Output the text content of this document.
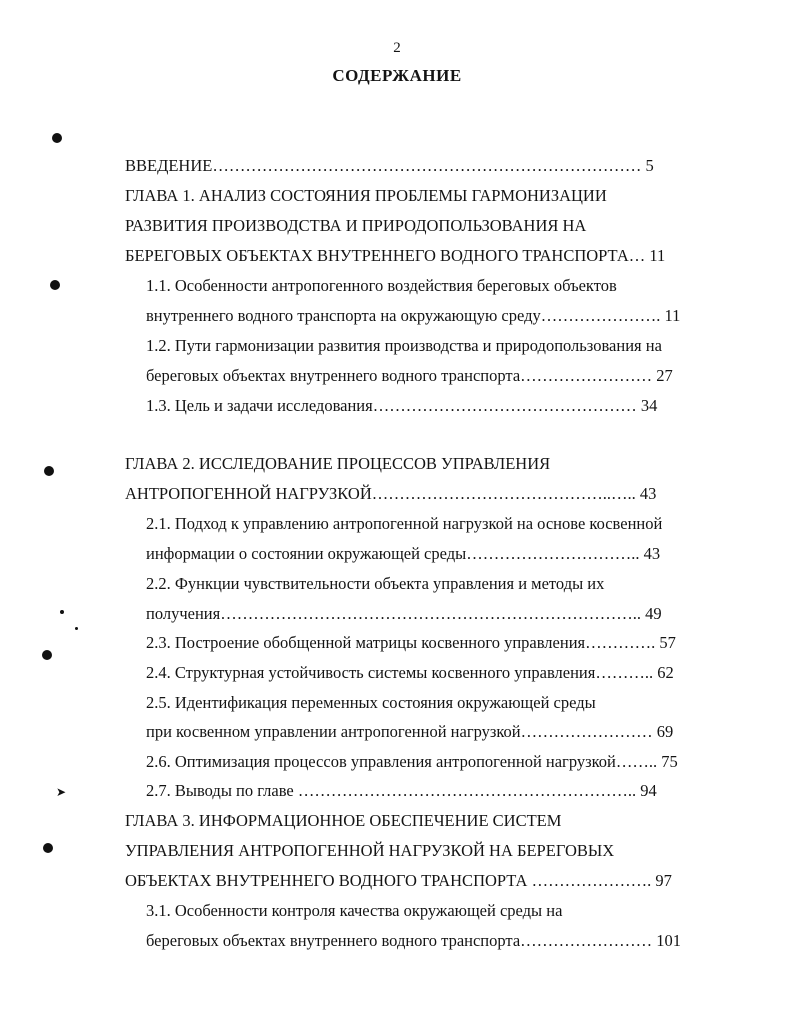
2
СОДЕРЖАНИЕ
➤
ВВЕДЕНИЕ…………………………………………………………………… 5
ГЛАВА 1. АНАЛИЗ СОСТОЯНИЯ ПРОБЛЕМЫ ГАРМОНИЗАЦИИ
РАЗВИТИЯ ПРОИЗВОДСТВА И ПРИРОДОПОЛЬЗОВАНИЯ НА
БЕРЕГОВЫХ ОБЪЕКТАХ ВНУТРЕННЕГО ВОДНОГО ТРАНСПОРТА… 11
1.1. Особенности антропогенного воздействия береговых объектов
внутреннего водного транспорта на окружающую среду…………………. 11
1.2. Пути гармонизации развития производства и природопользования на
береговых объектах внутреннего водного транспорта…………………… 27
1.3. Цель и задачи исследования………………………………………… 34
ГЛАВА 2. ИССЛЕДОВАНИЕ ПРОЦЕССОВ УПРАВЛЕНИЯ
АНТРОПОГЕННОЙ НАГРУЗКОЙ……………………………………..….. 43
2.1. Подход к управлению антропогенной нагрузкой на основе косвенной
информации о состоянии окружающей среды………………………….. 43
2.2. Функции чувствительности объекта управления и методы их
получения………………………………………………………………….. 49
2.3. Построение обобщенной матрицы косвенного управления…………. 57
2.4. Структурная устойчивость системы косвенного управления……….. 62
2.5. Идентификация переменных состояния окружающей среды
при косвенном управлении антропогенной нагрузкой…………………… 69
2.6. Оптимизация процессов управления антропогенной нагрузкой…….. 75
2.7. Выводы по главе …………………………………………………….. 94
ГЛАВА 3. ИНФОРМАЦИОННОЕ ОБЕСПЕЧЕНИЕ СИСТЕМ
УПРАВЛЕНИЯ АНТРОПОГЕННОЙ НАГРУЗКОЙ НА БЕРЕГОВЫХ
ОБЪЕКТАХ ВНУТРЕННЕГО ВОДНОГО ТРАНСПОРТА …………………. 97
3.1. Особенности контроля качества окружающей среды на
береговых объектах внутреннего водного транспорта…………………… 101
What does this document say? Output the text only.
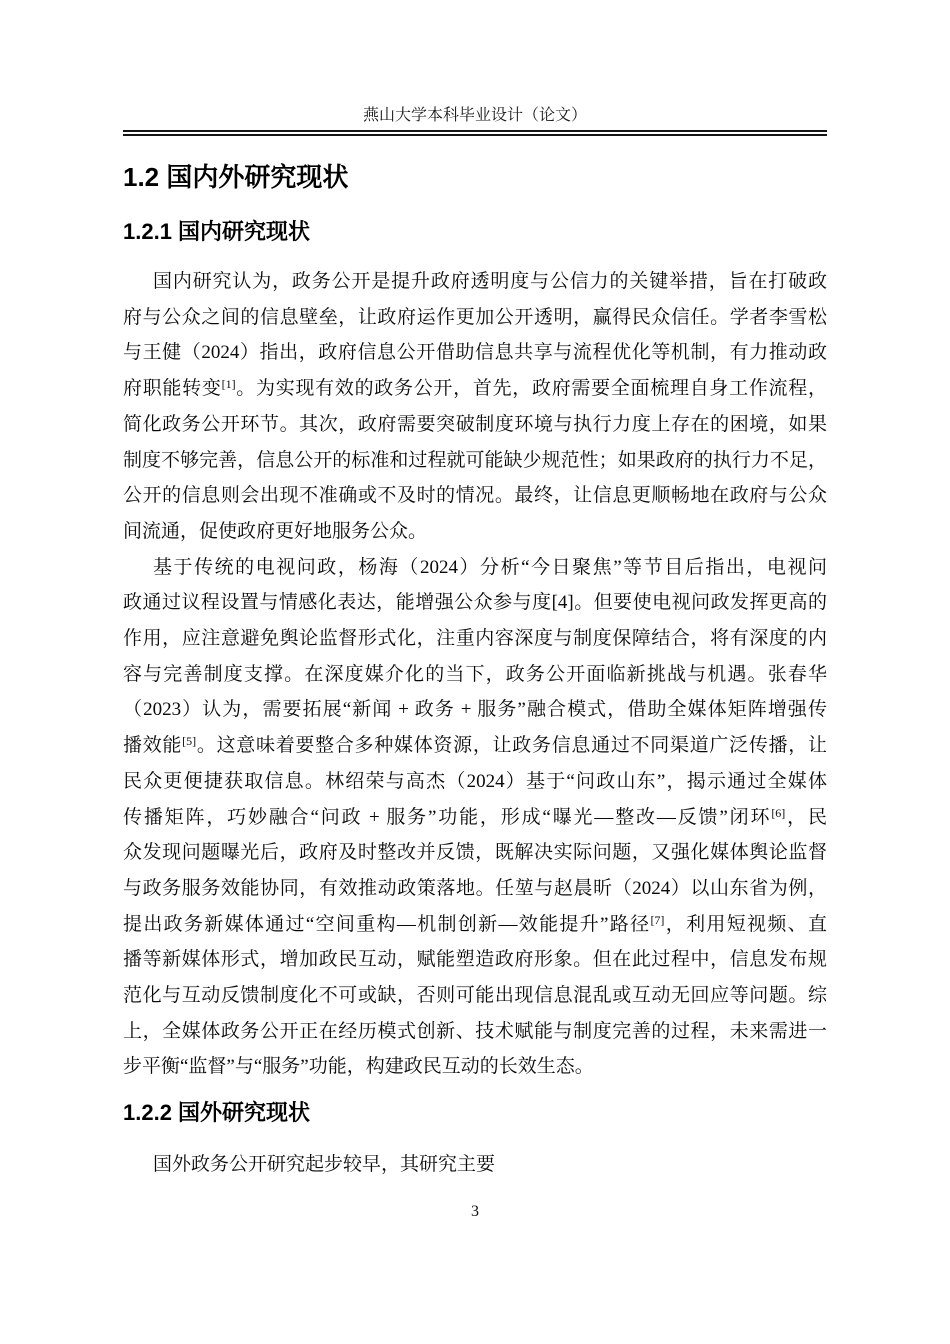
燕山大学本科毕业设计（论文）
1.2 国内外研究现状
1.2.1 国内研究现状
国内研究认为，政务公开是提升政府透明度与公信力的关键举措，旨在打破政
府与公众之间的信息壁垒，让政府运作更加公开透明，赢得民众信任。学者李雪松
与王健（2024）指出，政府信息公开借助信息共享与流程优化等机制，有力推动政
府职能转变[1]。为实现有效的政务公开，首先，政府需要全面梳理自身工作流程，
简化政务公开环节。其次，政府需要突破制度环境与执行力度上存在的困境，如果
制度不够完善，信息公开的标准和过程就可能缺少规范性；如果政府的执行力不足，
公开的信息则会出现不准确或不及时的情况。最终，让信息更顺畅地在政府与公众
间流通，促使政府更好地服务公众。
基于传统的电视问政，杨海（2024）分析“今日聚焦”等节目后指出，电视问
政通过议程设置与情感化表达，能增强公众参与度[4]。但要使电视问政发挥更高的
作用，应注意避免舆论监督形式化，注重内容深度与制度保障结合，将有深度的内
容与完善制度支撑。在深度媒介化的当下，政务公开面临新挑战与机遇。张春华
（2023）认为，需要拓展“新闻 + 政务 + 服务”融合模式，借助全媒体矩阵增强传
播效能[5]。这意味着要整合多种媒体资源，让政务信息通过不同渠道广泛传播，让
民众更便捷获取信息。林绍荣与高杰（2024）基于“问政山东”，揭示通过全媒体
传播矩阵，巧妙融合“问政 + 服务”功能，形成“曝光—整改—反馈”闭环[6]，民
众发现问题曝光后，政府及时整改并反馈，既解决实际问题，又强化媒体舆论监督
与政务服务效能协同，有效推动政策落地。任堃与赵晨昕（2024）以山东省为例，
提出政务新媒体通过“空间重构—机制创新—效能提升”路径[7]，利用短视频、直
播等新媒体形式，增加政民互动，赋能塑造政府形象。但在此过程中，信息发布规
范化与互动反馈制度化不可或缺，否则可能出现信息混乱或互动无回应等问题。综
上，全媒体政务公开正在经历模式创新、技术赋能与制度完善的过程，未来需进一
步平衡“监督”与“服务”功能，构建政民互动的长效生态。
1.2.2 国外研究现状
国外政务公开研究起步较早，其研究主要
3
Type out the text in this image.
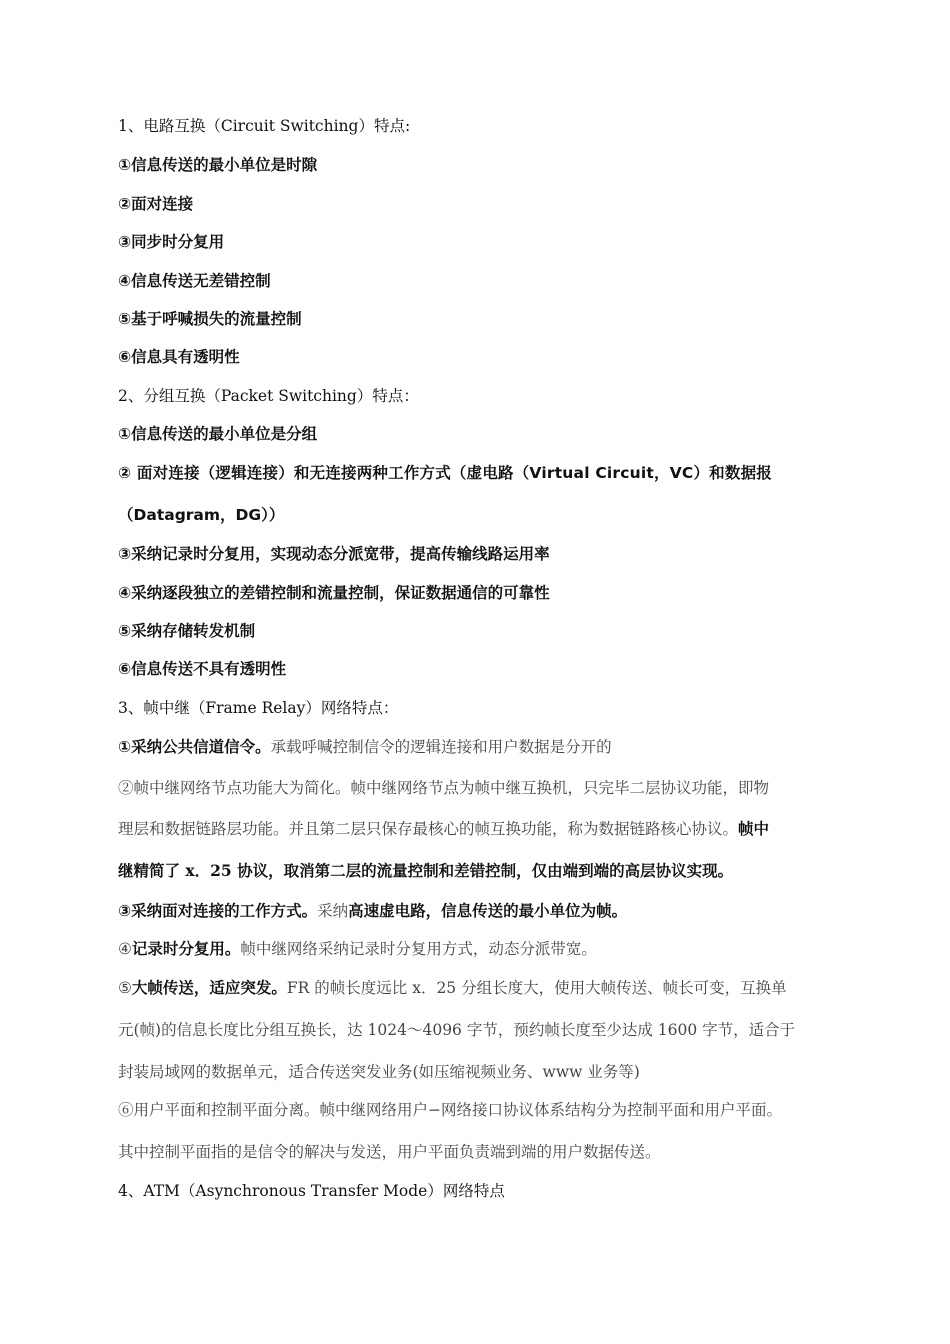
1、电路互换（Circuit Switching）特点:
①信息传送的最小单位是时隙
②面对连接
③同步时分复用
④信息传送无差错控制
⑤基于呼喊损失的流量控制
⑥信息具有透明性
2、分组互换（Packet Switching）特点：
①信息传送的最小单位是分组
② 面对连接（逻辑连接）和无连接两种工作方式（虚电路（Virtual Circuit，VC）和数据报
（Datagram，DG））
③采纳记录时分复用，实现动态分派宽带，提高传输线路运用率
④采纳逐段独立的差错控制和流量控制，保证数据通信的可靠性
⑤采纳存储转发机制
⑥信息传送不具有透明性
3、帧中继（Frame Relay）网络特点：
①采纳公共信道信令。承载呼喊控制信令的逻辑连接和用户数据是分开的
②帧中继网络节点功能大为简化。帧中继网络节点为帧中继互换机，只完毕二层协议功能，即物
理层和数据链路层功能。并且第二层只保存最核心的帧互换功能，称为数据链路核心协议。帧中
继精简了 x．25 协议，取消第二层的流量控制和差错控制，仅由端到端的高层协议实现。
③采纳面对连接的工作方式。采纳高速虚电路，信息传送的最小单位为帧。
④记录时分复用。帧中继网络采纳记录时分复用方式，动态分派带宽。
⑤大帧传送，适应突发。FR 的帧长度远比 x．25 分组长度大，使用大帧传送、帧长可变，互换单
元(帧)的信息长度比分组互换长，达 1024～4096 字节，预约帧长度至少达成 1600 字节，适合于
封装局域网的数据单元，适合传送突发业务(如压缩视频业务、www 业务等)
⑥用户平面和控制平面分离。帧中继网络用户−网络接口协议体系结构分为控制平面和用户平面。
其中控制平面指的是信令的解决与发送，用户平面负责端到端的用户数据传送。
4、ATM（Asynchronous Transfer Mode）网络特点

- **PROBLEM REQUIREMENTS**:
Leave every image out, and retype the material exactly.

- **FULL SOLUTION**:
Output the text content of this document.
2
СОДЕРЖАНИЕ
➤
ВВЕДЕНИЕ…………………………………………………………………… 5
ГЛАВА 1. АНАЛИЗ СОСТОЯНИЯ ПРОБЛЕМЫ ГАРМОНИЗАЦИИ
РАЗВИТИЯ ПРОИЗВОДСТВА И ПРИРОДОПОЛЬЗОВАНИЯ НА
БЕРЕГОВЫХ ОБЪЕКТАХ ВНУТРЕННЕГО ВОДНОГО ТРАНСПОРТА… 11
1.1. Особенности антропогенного воздействия береговых объектов
внутреннего водного транспорта на окружающую среду…………………. 11
1.2. Пути гармонизации развития производства и природопользования на
береговых объектах внутреннего водного транспорта…………………… 27
1.3. Цель и задачи исследования………………………………………… 34
ГЛАВА 2. ИССЛЕДОВАНИЕ ПРОЦЕССОВ УПРАВЛЕНИЯ
АНТРОПОГЕННОЙ НАГРУЗКОЙ……………………………………..….. 43
2.1. Подход к управлению антропогенной нагрузкой на основе косвенной
информации о состоянии окружающей среды………………………….. 43
2.2. Функции чувствительности объекта управления и методы их
получения………………………………………………………………….. 49
2.3. Построение обобщенной матрицы косвенного управления…………. 57
2.4. Структурная устойчивость системы косвенного управления……….. 62
2.5. Идентификация переменных состояния окружающей среды
при косвенном управлении антропогенной нагрузкой…………………… 69
2.6. Оптимизация процессов управления антропогенной нагрузкой…….. 75
2.7. Выводы по главе …………………………………………………….. 94
ГЛАВА 3. ИНФОРМАЦИОННОЕ ОБЕСПЕЧЕНИЕ СИСТЕМ
УПРАВЛЕНИЯ АНТРОПОГЕННОЙ НАГРУЗКОЙ НА БЕРЕГОВЫХ
ОБЪЕКТАХ ВНУТРЕННЕГО ВОДНОГО ТРАНСПОРТА …………………. 97
3.1. Особенности контроля качества окружающей среды на
береговых объектах внутреннего водного транспорта…………………… 101
What does this document say? Output the text only.
燕山大学本科毕业设计（论文）
1.2 国内外研究现状
1.2.1 国内研究现状
国内研究认为，政务公开是提升政府透明度与公信力的关键举措，旨在打破政
府与公众之间的信息壁垒，让政府运作更加公开透明，赢得民众信任。学者李雪松
与王健（2024）指出，政府信息公开借助信息共享与流程优化等机制，有力推动政
府职能转变[1]。为实现有效的政务公开，首先，政府需要全面梳理自身工作流程，
简化政务公开环节。其次，政府需要突破制度环境与执行力度上存在的困境，如果
制度不够完善，信息公开的标准和过程就可能缺少规范性；如果政府的执行力不足，
公开的信息则会出现不准确或不及时的情况。最终，让信息更顺畅地在政府与公众
间流通，促使政府更好地服务公众。
基于传统的电视问政，杨海（2024）分析“今日聚焦”等节目后指出，电视问
政通过议程设置与情感化表达，能增强公众参与度[4]。但要使电视问政发挥更高的
作用，应注意避免舆论监督形式化，注重内容深度与制度保障结合，将有深度的内
容与完善制度支撑。在深度媒介化的当下，政务公开面临新挑战与机遇。张春华
（2023）认为，需要拓展“新闻 + 政务 + 服务”融合模式，借助全媒体矩阵增强传
播效能[5]。这意味着要整合多种媒体资源，让政务信息通过不同渠道广泛传播，让
民众更便捷获取信息。林绍荣与高杰（2024）基于“问政山东”，揭示通过全媒体
传播矩阵，巧妙融合“问政 + 服务”功能，形成“曝光—整改—反馈”闭环[6]，民
众发现问题曝光后，政府及时整改并反馈，既解决实际问题，又强化媒体舆论监督
与政务服务效能协同，有效推动政策落地。任堃与赵晨昕（2024）以山东省为例，
提出政务新媒体通过“空间重构—机制创新—效能提升”路径[7]，利用短视频、直
播等新媒体形式，增加政民互动，赋能塑造政府形象。但在此过程中，信息发布规
范化与互动反馈制度化不可或缺，否则可能出现信息混乱或互动无回应等问题。综
上，全媒体政务公开正在经历模式创新、技术赋能与制度完善的过程，未来需进一
步平衡“监督”与“服务”功能，构建政民互动的长效生态。
1.2.2 国外研究现状
国外政务公开研究起步较早，其研究主要
3
Type out the text in this image.
1、电路互换（Circuit Switching）特点:
①信息传送的最小单位是时隙
②面对连接
③同步时分复用
④信息传送无差错控制
⑤基于呼喊损失的流量控制
⑥信息具有透明性
2、分组互换（Packet Switching）特点：
①信息传送的最小单位是分组
② 面对连接（逻辑连接）和无连接两种工作方式（虚电路（Virtual Circuit，VC）和数据报
（Datagram，DG））
③采纳记录时分复用，实现动态分派宽带，提高传输线路运用率
④采纳逐段独立的差错控制和流量控制，保证数据通信的可靠性
⑤采纳存储转发机制
⑥信息传送不具有透明性
3、帧中继（Frame Relay）网络特点：
①采纳公共信道信令。承载呼喊控制信令的逻辑连接和用户数据是分开的
②帧中继网络节点功能大为简化。帧中继网络节点为帧中继互换机，只完毕二层协议功能，即物
理层和数据链路层功能。并且第二层只保存最核心的帧互换功能，称为数据链路核心协议。帧中
继精简了 x．25 协议，取消第二层的流量控制和差错控制，仅由端到端的高层协议实现。
③采纳面对连接的工作方式。采纳高速虚电路，信息传送的最小单位为帧。
④记录时分复用。帧中继网络采纳记录时分复用方式，动态分派带宽。
⑤大帧传送，适应突发。FR 的帧长度远比 x．25 分组长度大，使用大帧传送、帧长可变，互换单
元(帧)的信息长度比分组互换长，达 1024～4096 字节，预约帧长度至少达成 1600 字节，适合于
封装局域网的数据单元，适合传送突发业务(如压缩视频业务、www 业务等)
⑥用户平面和控制平面分离。帧中继网络用户−网络接口协议体系结构分为控制平面和用户平面。
其中控制平面指的是信令的解决与发送，用户平面负责端到端的用户数据传送。
4、ATM（Asynchronous Transfer Mode）网络特点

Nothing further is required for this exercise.